Task details | Output every record word for word.

Raw records |
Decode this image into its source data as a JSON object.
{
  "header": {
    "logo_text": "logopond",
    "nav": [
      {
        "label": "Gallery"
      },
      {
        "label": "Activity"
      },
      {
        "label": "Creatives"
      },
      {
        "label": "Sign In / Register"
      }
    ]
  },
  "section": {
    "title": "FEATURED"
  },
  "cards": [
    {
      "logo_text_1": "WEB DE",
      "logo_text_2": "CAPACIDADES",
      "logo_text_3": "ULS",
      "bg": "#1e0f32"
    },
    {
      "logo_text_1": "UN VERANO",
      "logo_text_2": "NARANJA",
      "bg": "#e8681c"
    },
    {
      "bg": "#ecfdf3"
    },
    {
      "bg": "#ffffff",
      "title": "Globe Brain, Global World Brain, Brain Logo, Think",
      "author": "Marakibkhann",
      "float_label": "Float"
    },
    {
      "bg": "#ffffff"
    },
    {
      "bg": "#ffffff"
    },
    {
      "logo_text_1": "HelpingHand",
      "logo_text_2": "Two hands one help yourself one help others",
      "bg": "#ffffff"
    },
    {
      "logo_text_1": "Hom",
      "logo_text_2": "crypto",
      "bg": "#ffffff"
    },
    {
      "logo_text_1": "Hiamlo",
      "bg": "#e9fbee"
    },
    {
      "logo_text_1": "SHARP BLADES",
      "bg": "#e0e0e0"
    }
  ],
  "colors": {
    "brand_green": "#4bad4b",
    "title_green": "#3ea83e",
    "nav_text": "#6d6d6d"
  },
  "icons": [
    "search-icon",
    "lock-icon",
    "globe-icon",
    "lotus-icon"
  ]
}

Answer for this exercise |
Decode this image into its source data as a JSON object.
{
  "header": {
    "logo_text": "logopond",
    "nav": [
      {
        "label": "Gallery"
      },
      {
        "label": "Activity"
      },
      {
        "label": "Creatives"
      },
      {
        "label": "Sign In / Register"
      }
    ]
  },
  "section": {
    "title": "FEATURED"
  },
  "cards": [
    {
      "logo_text_1": "WEB DE",
      "logo_text_2": "CAPACIDADES",
      "logo_text_3": "ULS",
      "bg": "#1e0f32"
    },
    {
      "logo_text_1": "UN VERANO",
      "logo_text_2": "NARANJA",
      "bg": "#e8681c"
    },
    {
      "bg": "#ecfdf3"
    },
    {
      "bg": "#ffffff",
      "title": "Globe Brain, Global World Brain, Brain Logo, Think",
      "author": "Marakibkhann",
      "float_label": "Float"
    },
    {
      "bg": "#ffffff"
    },
    {
      "bg": "#ffffff"
    },
    {
      "logo_text_1": "HelpingHand",
      "logo_text_2": "Two hands one help yourself one help others",
      "bg": "#ffffff"
    },
    {
      "logo_text_1": "Hom",
      "logo_text_2": "crypto",
      "bg": "#ffffff"
    },
    {
      "logo_text_1": "Hiamlo",
      "bg": "#e9fbee"
    },
    {
      "logo_text_1": "SHARP BLADES",
      "bg": "#e0e0e0"
    }
  ],
  "colors": {
    "brand_green": "#4bad4b",
    "title_green": "#3ea83e",
    "nav_text": "#6d6d6d"
  },
  "icons": [
    "search-icon",
    "lock-icon",
    "globe-icon",
    "lotus-icon"
  ]
}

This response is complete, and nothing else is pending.